-- Begin Exercise inputs --

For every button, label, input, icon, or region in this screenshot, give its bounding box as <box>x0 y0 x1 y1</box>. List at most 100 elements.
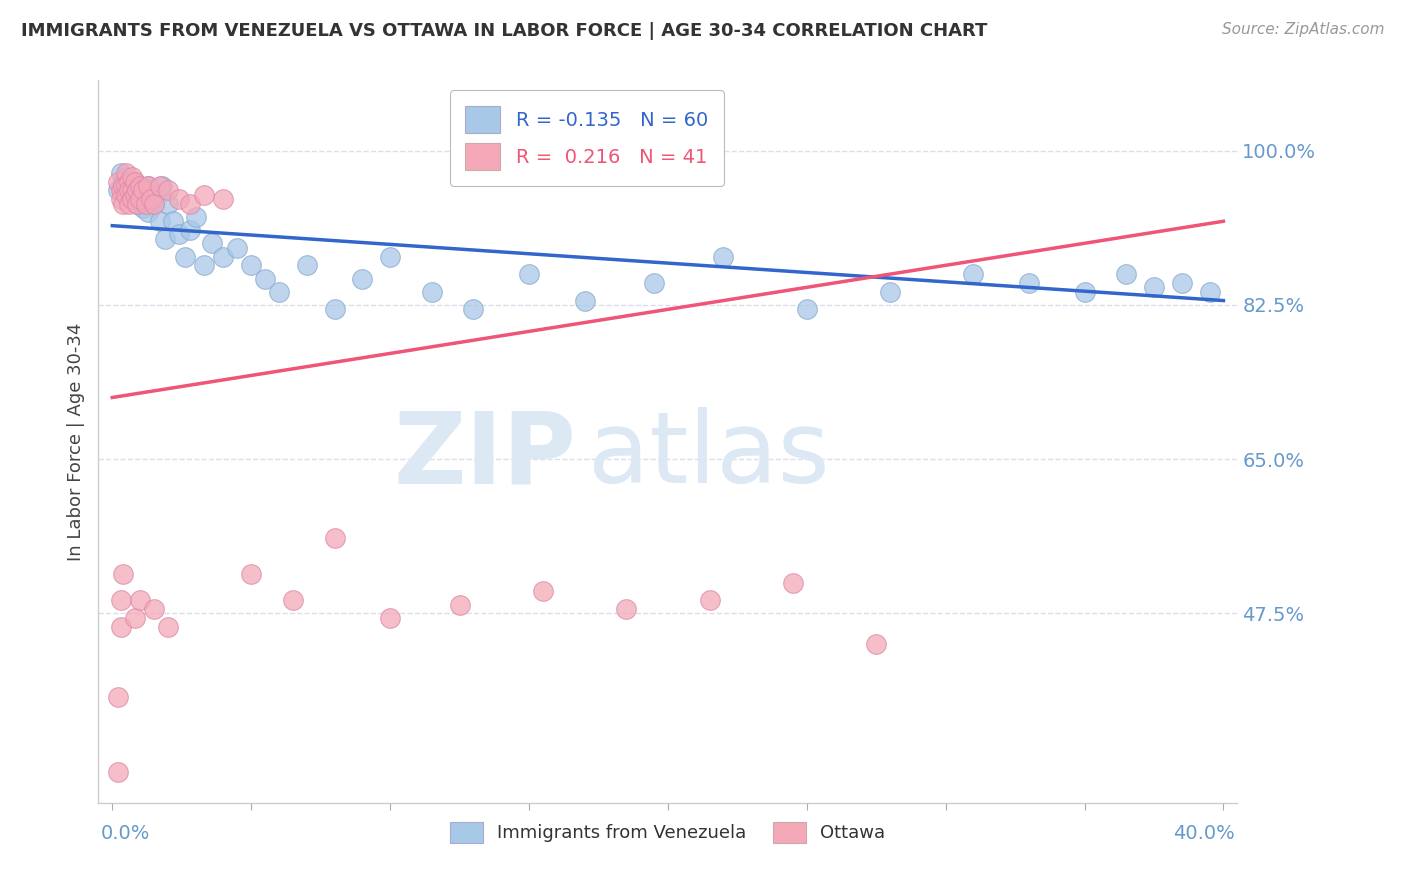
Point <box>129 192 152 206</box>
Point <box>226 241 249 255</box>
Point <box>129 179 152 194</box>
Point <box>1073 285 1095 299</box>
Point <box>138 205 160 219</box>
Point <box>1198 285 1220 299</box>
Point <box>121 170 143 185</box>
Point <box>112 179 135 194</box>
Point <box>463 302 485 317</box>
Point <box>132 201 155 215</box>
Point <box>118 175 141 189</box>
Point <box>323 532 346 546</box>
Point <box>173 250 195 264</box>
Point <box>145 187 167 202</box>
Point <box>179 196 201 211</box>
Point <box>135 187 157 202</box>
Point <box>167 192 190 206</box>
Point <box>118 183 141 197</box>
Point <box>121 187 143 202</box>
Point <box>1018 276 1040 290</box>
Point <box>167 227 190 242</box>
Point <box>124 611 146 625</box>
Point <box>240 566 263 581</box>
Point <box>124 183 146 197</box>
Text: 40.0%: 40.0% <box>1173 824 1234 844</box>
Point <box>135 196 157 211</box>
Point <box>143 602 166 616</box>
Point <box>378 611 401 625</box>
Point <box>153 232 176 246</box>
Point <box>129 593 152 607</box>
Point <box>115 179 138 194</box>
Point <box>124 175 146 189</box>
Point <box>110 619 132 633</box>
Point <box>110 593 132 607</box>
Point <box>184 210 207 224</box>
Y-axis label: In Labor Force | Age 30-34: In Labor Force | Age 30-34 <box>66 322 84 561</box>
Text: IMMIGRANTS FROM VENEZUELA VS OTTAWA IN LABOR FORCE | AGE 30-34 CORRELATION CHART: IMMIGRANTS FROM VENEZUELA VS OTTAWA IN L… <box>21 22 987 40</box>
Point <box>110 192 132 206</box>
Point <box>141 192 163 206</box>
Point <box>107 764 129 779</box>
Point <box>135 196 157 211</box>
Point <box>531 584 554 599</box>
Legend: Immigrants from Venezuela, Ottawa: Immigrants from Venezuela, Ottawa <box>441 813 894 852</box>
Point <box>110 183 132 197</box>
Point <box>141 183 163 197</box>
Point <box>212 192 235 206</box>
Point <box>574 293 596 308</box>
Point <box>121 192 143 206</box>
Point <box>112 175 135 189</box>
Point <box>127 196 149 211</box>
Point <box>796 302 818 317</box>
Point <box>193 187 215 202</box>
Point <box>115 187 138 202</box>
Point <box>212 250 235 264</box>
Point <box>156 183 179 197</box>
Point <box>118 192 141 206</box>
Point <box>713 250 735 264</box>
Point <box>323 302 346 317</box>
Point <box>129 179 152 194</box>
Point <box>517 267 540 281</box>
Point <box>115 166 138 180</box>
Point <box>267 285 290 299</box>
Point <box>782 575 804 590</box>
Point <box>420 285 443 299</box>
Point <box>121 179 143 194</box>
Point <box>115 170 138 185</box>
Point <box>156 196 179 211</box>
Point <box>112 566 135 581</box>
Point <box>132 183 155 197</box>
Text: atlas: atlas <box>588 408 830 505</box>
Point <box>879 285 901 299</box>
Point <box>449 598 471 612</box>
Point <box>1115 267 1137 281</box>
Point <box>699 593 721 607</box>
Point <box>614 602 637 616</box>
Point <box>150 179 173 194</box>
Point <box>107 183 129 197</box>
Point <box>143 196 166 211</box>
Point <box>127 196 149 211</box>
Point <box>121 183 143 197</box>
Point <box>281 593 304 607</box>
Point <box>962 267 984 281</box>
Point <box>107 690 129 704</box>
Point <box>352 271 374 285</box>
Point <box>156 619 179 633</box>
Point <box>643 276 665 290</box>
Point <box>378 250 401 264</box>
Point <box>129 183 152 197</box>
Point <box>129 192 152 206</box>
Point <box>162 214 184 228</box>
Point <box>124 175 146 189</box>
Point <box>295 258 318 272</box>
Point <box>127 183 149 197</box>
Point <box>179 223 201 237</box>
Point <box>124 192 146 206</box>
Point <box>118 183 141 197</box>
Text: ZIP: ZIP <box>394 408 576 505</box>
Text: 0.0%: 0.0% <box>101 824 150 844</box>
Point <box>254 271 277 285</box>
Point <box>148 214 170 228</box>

-- End Exercise inputs --
-- Begin Exercise inputs --

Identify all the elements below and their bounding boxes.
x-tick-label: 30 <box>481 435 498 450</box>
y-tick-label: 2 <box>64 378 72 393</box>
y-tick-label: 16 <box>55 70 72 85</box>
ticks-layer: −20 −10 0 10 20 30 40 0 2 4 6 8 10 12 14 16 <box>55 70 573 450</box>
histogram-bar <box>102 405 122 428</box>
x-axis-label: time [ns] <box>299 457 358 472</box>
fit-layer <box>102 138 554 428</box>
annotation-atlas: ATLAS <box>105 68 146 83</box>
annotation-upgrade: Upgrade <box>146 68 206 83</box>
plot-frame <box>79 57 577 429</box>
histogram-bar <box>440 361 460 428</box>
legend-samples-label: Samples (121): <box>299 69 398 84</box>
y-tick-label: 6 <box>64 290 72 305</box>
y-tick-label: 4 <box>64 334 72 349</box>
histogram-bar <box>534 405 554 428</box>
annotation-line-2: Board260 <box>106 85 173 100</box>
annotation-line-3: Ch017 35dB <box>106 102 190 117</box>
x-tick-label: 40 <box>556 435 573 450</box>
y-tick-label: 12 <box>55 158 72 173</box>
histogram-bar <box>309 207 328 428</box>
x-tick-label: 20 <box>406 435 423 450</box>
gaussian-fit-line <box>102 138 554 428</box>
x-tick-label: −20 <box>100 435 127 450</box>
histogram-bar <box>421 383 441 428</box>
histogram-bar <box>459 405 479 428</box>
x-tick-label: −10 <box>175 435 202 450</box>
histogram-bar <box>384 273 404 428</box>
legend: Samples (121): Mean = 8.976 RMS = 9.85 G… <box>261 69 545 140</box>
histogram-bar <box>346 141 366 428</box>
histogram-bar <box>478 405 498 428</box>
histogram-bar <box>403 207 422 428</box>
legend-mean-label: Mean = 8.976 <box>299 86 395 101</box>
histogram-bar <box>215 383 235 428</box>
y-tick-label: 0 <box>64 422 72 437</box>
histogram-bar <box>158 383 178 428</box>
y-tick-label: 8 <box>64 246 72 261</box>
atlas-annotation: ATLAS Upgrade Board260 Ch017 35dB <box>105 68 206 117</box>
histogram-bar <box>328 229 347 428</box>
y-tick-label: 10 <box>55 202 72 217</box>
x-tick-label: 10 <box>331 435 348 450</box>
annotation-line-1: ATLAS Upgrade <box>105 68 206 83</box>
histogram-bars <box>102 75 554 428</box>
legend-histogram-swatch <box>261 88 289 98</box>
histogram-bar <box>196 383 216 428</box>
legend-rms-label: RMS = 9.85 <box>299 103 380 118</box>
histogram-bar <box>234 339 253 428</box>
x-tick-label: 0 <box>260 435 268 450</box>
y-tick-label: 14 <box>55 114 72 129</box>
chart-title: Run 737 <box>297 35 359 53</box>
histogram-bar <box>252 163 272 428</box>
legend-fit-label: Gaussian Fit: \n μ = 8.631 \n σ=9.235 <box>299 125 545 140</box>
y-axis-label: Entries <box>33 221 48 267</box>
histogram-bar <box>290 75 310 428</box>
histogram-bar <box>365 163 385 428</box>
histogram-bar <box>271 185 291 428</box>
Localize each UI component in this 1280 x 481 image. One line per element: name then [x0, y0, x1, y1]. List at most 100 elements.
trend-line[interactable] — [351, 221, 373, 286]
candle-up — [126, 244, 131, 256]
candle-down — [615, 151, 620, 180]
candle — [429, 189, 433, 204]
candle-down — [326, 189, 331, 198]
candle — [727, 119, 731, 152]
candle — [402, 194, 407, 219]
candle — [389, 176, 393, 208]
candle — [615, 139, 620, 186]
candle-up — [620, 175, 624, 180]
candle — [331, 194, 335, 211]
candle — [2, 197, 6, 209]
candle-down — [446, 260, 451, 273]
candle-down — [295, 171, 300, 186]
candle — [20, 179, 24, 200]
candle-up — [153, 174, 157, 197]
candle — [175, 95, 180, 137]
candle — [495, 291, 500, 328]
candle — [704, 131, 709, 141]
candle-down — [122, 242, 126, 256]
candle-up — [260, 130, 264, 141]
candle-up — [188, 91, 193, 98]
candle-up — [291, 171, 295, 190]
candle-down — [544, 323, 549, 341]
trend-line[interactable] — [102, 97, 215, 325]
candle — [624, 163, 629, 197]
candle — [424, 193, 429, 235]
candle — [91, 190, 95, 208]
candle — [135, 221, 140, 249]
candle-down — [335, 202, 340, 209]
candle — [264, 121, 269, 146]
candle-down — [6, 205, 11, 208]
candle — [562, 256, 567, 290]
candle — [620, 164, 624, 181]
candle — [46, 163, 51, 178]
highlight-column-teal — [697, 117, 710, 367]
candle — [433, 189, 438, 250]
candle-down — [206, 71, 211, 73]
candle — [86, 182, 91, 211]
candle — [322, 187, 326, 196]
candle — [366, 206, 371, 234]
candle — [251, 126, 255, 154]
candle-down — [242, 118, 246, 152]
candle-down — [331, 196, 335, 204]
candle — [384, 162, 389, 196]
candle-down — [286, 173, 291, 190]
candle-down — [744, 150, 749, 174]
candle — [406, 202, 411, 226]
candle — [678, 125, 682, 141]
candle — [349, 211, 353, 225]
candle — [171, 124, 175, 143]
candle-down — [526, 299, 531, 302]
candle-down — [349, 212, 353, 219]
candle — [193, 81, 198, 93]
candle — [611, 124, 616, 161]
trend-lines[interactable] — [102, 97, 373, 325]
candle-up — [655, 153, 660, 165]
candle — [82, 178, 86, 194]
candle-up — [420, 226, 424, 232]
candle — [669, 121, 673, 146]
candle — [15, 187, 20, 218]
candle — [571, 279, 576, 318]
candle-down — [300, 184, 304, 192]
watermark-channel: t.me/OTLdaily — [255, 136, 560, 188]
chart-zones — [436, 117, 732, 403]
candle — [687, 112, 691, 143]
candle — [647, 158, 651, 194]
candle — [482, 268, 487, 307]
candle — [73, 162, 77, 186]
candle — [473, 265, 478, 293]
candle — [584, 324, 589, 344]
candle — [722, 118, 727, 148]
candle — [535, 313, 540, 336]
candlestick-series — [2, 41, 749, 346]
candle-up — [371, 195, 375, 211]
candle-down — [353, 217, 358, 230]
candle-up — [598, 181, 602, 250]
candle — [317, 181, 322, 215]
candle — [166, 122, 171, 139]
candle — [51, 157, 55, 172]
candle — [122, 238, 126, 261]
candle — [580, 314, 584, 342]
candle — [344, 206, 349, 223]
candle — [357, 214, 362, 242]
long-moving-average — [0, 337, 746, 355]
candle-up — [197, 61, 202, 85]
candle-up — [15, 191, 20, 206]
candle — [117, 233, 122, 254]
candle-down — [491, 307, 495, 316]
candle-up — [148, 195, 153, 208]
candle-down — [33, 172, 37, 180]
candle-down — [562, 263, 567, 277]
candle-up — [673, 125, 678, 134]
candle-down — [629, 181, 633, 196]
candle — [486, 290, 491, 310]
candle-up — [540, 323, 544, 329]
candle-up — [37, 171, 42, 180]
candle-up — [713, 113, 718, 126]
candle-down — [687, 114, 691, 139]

-- End Exercise inputs --
-- Begin Exercise inputs --

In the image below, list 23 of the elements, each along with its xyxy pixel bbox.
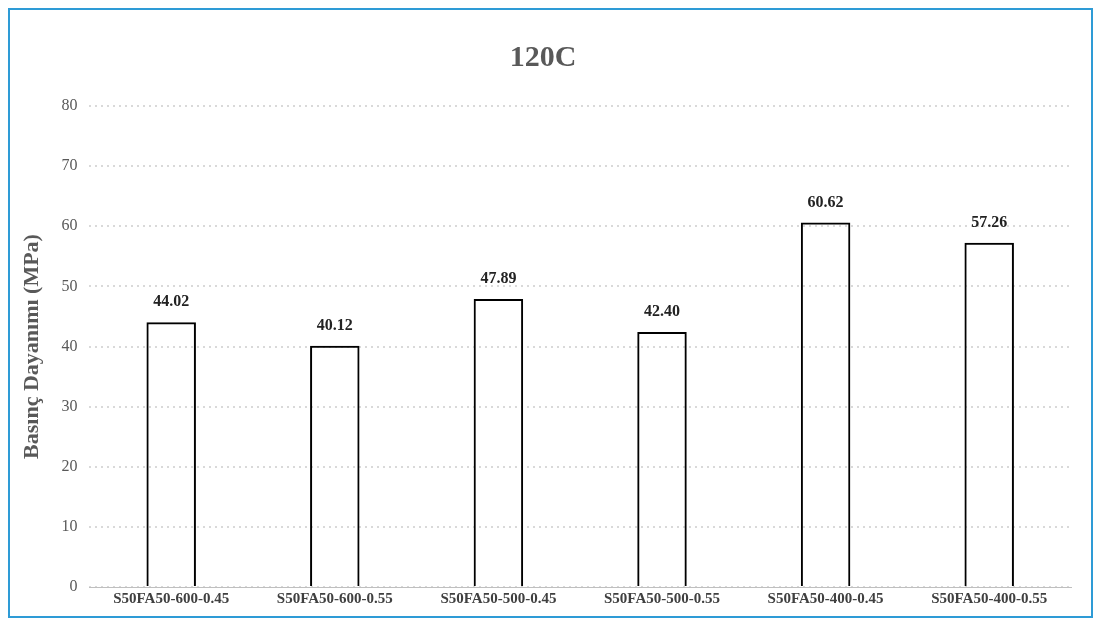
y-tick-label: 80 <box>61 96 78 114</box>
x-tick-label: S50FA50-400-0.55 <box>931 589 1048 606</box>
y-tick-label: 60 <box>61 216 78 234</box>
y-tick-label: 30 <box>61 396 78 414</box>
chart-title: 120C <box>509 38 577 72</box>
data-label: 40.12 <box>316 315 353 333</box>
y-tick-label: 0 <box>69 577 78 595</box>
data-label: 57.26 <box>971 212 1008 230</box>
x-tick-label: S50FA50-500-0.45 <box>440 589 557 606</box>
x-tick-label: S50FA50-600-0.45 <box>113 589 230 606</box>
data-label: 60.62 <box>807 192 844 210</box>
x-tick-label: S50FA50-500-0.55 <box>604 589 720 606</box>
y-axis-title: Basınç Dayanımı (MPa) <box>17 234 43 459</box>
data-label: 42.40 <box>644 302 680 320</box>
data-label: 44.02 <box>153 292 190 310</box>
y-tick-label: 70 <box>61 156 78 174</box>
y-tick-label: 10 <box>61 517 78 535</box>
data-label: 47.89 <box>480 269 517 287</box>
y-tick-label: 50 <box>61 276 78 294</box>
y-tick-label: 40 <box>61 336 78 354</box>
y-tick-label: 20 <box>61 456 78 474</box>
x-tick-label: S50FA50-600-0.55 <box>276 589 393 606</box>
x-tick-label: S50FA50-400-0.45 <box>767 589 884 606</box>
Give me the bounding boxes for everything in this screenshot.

-- End Exercise inputs --

** Exercise description **
Find every line in the records above that contains the string "bounding", matching case exactly, and copy each of those lines.

** Reply **
For every button, label, input, icon, or region in this screenshot, give its bounding box as <box>x0 y0 x1 y1</box>. List at most 100 elements.
Identify all the elements below and their bounding boxes.
Give me the bounding boxes for everything in this screenshot.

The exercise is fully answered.